→ **任务要求**
请原样引用下面全部记录中的每一行，答案里不要放入图片。

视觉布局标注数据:
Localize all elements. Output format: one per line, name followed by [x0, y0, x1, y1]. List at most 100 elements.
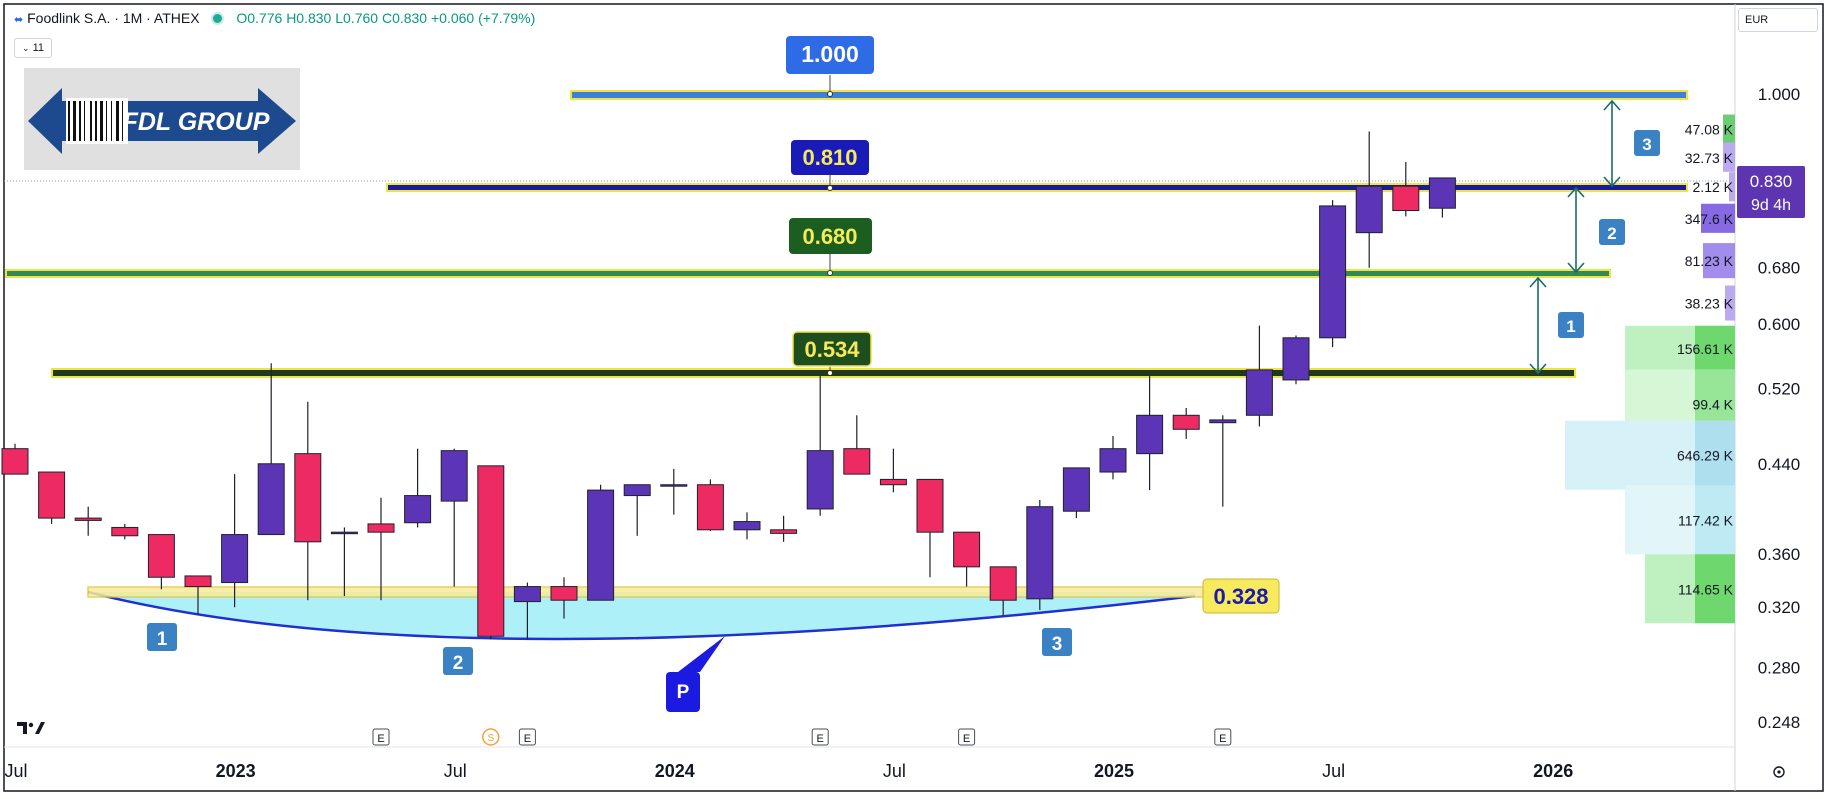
vp-label: 38.23 K [1685, 296, 1734, 312]
candle-2023-12 [623, 484, 651, 536]
svg-text:0.810: 0.810 [802, 145, 857, 170]
candle-body [1209, 419, 1237, 424]
svg-text:P: P [677, 682, 690, 703]
level-label-0810[interactable]: 0.810 [791, 140, 869, 191]
price-axis[interactable]: 1.000 0.680 0.600 0.520 0.440 0.360 0.320 0.280… [1758, 85, 1801, 732]
vp-bar-inner [1725, 285, 1735, 321]
candle-2023-11 [587, 484, 615, 601]
candle-body [1319, 205, 1347, 339]
time-axis[interactable]: Jul 2023 Jul 2024 Jul 2025 Jul 2026 [4, 761, 1573, 781]
candle-2022-07 [1, 443, 29, 475]
wave-label-2[interactable]: 2 [443, 647, 473, 675]
candle-2022-10 [111, 523, 139, 540]
level-line-1000[interactable] [570, 90, 1688, 100]
indicators-toggle[interactable]: ⌄ 11 [14, 38, 52, 58]
svg-text:E: E [817, 733, 824, 745]
vp-bar-inner [1723, 142, 1735, 172]
target-label-1[interactable]: 1 [1558, 312, 1584, 338]
level-label-1000[interactable]: 1.000 [786, 36, 874, 97]
svg-text:2: 2 [453, 653, 464, 674]
svg-text:S: S [487, 733, 494, 744]
time-axis-label: Jul [1322, 761, 1345, 781]
candle-2024-12 [1062, 467, 1090, 519]
earnings-marker[interactable]: E [372, 728, 390, 746]
volume-profile-row: 114.65 K [1645, 554, 1735, 624]
candle-body [294, 453, 322, 543]
candle-2025-03 [1172, 407, 1200, 439]
candle-2024-09 [953, 531, 981, 587]
price-axis-label: 0.680 [1758, 259, 1801, 278]
svg-text:0.534: 0.534 [804, 337, 860, 362]
candle-body [330, 531, 358, 535]
candle-2024-01 [660, 468, 688, 515]
level-label-0328[interactable]: 0.328 [1202, 578, 1280, 614]
split-marker[interactable]: S [482, 728, 500, 746]
target-arrow-2[interactable] [1567, 186, 1585, 274]
candle-body [1, 448, 29, 475]
target-label-2[interactable]: 2 [1599, 219, 1625, 245]
logo-text: FDL GROUP [123, 108, 270, 136]
candle-2024-05 [806, 375, 834, 516]
candle-body [1355, 185, 1383, 234]
level-lines [5, 90, 1688, 598]
candle-body [1245, 369, 1273, 416]
event-markers: E E E E ES [372, 728, 1232, 746]
level-label-0534[interactable]: 0.534 [792, 331, 872, 376]
candle-body [1136, 414, 1164, 455]
vp-bar-inner [1695, 325, 1735, 371]
target-label-3[interactable]: 3 [1634, 130, 1660, 156]
candle-2025-02 [1136, 375, 1164, 491]
price-axis-label: 0.320 [1758, 598, 1801, 617]
volume-profile-row: 32.73 K [1685, 142, 1735, 172]
price-axis-label: 0.520 [1758, 380, 1801, 399]
candle-body [111, 526, 139, 537]
candle-body [660, 484, 688, 487]
candle-body [879, 478, 907, 486]
indicator-count: 11 [32, 42, 44, 54]
svg-text:0.328: 0.328 [1213, 584, 1268, 609]
earnings-marker[interactable]: E [1214, 728, 1232, 746]
earnings-marker[interactable]: E [958, 728, 976, 746]
currency-select[interactable]: EUR [1738, 8, 1818, 32]
candle-2023-06 [404, 448, 432, 528]
svg-text:0.680: 0.680 [802, 224, 857, 249]
candle-body [404, 495, 432, 524]
time-axis-label: 2024 [655, 761, 695, 781]
candle-body [477, 465, 505, 637]
candle-body [221, 534, 249, 584]
candle-body [38, 471, 66, 519]
earnings-marker[interactable]: E [518, 728, 536, 746]
price-axis-label: 0.248 [1758, 713, 1801, 732]
candle-2025-04 [1209, 415, 1237, 507]
earnings-marker[interactable]: E [811, 728, 829, 746]
wave-label-3[interactable]: 3 [1042, 628, 1072, 656]
level-line-0680[interactable] [5, 269, 1611, 278]
target-arrow-1[interactable] [1529, 276, 1547, 375]
candle-2023-04 [330, 527, 358, 597]
candle-body [953, 531, 981, 568]
svg-text:E: E [377, 733, 384, 745]
vp-label: 47.08 K [1685, 122, 1734, 138]
candle-2023-08 [477, 465, 505, 640]
candle-body [257, 463, 285, 536]
vp-bar-inner [1695, 554, 1735, 624]
svg-text:1: 1 [1566, 317, 1575, 336]
time-axis-label: 2026 [1533, 761, 1573, 781]
currency-label: EUR [1745, 14, 1769, 26]
wave-label-1[interactable]: 1 [147, 623, 177, 651]
target-arrow-3[interactable] [1603, 99, 1621, 188]
level-line-0810[interactable] [386, 183, 1688, 192]
time-axis-label: 2025 [1094, 761, 1134, 781]
price-axis-label: 0.600 [1758, 315, 1801, 334]
level-label-0680[interactable]: 0.680 [789, 218, 872, 276]
volume-profile-row: 646.29 K [1565, 420, 1735, 490]
candle-2025-01 [1099, 435, 1127, 480]
candle-2025-07 [1319, 200, 1347, 348]
vp-label: 646.29 K [1677, 448, 1734, 464]
symbol-title[interactable]: Foodlink S.A. · 1M · ATHEX [27, 10, 200, 26]
pivot-callout-p[interactable]: P [666, 636, 725, 712]
settings-gear-icon[interactable] [1773, 766, 1785, 778]
candle-body [1099, 448, 1127, 473]
level-line-0534[interactable] [51, 368, 1576, 378]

→ **练习结果**
Localize all elements. Output format: one per line, name followed by [x0, y0, x1, y1]. List at most 100 elements.
vp-label: 38.23 K [1685, 296, 1734, 312]
candle-2023-12 [623, 484, 651, 536]
svg-text:0.810: 0.810 [802, 145, 857, 170]
candle-body [1209, 419, 1237, 424]
svg-text:P: P [677, 682, 690, 703]
level-label-0810[interactable]: 0.810 [791, 140, 869, 191]
price-axis[interactable]: 1.000 0.680 0.600 0.520 0.440 0.360 0.320 0.280… [1758, 85, 1801, 732]
vp-bar-inner [1725, 285, 1735, 321]
candle-2023-11 [587, 484, 615, 601]
candle-body [1319, 205, 1347, 339]
time-axis[interactable]: Jul 2023 Jul 2024 Jul 2025 Jul 2026 [4, 761, 1573, 781]
candle-2022-07 [1, 443, 29, 475]
wave-label-2[interactable]: 2 [443, 647, 473, 675]
candle-2022-10 [111, 523, 139, 540]
level-line-1000[interactable] [570, 90, 1688, 100]
indicators-toggle[interactable]: ⌄ 11 [14, 38, 52, 58]
svg-text:E: E [817, 733, 824, 745]
vp-bar-inner [1723, 142, 1735, 172]
target-label-1[interactable]: 1 [1558, 312, 1584, 338]
level-label-1000[interactable]: 1.000 [786, 36, 874, 97]
svg-text:2: 2 [453, 653, 464, 674]
svg-text:S: S [487, 733, 494, 744]
time-axis-label: Jul [1322, 761, 1345, 781]
candle-2024-12 [1062, 467, 1090, 519]
earnings-marker[interactable]: E [372, 728, 390, 746]
volume-profile-row: 114.65 K [1645, 554, 1735, 624]
candle-body [294, 453, 322, 543]
candle-2025-03 [1172, 407, 1200, 439]
candle-2024-09 [953, 531, 981, 587]
price-axis-label: 0.680 [1758, 259, 1801, 278]
svg-text:0.534: 0.534 [804, 337, 860, 362]
candle-body [330, 531, 358, 535]
candle-2024-01 [660, 468, 688, 515]
level-label-0328[interactable]: 0.328 [1202, 578, 1280, 614]
split-marker[interactable]: S [482, 728, 500, 746]
target-arrow-2[interactable] [1567, 186, 1585, 274]
candle-body [1, 448, 29, 475]
target-label-2[interactable]: 2 [1599, 219, 1625, 245]
logo-text: FDL GROUP [123, 108, 270, 136]
candle-2024-05 [806, 375, 834, 516]
candle-body [1355, 185, 1383, 234]
level-lines [5, 90, 1688, 598]
candle-body [1245, 369, 1273, 416]
event-markers: E E E E ES [372, 728, 1232, 746]
level-label-0534[interactable]: 0.534 [792, 331, 872, 376]
candle-body [1136, 414, 1164, 455]
vp-bar-inner [1695, 325, 1735, 371]
target-label-3[interactable]: 3 [1634, 130, 1660, 156]
candle-2025-02 [1136, 375, 1164, 491]
price-axis-label: 0.320 [1758, 598, 1801, 617]
volume-profile-row: 32.73 K [1685, 142, 1735, 172]
price-axis-label: 0.520 [1758, 380, 1801, 399]
candle-body [111, 526, 139, 537]
candle-body [660, 484, 688, 487]
candle-body [879, 478, 907, 486]
indicator-count: 11 [32, 42, 44, 54]
svg-text:0.328: 0.328 [1213, 584, 1268, 609]
earnings-marker[interactable]: E [1214, 728, 1232, 746]
earnings-marker[interactable]: E [958, 728, 976, 746]
currency-select[interactable]: EUR [1738, 8, 1818, 32]
candle-2023-06 [404, 448, 432, 528]
svg-text:0.680: 0.680 [802, 224, 857, 249]
candle-body [404, 495, 432, 524]
time-axis-label: 2024 [655, 761, 695, 781]
candle-body [477, 465, 505, 637]
candle-body [221, 534, 249, 584]
candle-body [38, 471, 66, 519]
earnings-marker[interactable]: E [518, 728, 536, 746]
price-axis-label: 0.248 [1758, 713, 1801, 732]
candle-2025-04 [1209, 415, 1237, 507]
earnings-marker[interactable]: E [811, 728, 829, 746]
wave-label-3[interactable]: 3 [1042, 628, 1072, 656]
level-line-0680[interactable] [5, 269, 1611, 278]
target-arrow-1[interactable] [1529, 276, 1547, 375]
candle-2023-04 [330, 527, 358, 597]
candle-body [953, 531, 981, 568]
svg-text:E: E [377, 733, 384, 745]
vp-label: 47.08 K [1685, 122, 1734, 138]
candle-2023-08 [477, 465, 505, 640]
candle-body [257, 463, 285, 536]
vp-bar-inner [1695, 554, 1735, 624]
svg-text:1: 1 [1566, 317, 1575, 336]
time-axis-label: 2026 [1533, 761, 1573, 781]
currency-label: EUR [1745, 14, 1769, 26]
wave-label-1[interactable]: 1 [147, 623, 177, 651]
target-arrow-3[interactable] [1603, 99, 1621, 188]
level-line-0810[interactable] [386, 183, 1688, 192]
time-axis-label: 2025 [1094, 761, 1134, 781]
price-axis-label: 0.600 [1758, 315, 1801, 334]
level-label-0680[interactable]: 0.680 [789, 218, 872, 276]
volume-profile-row: 646.29 K [1565, 420, 1735, 490]
candle-2025-01 [1099, 435, 1127, 480]
candle-2025-07 [1319, 200, 1347, 348]
vp-label: 646.29 K [1677, 448, 1734, 464]
symbol-title[interactable]: Foodlink S.A. · 1M · ATHEX [27, 10, 200, 26]
pivot-callout-p[interactable]: P [666, 636, 725, 712]
settings-gear-icon[interactable] [1773, 766, 1785, 778]
candle-body [1099, 448, 1127, 473]
level-line-0534[interactable] [51, 368, 1576, 378]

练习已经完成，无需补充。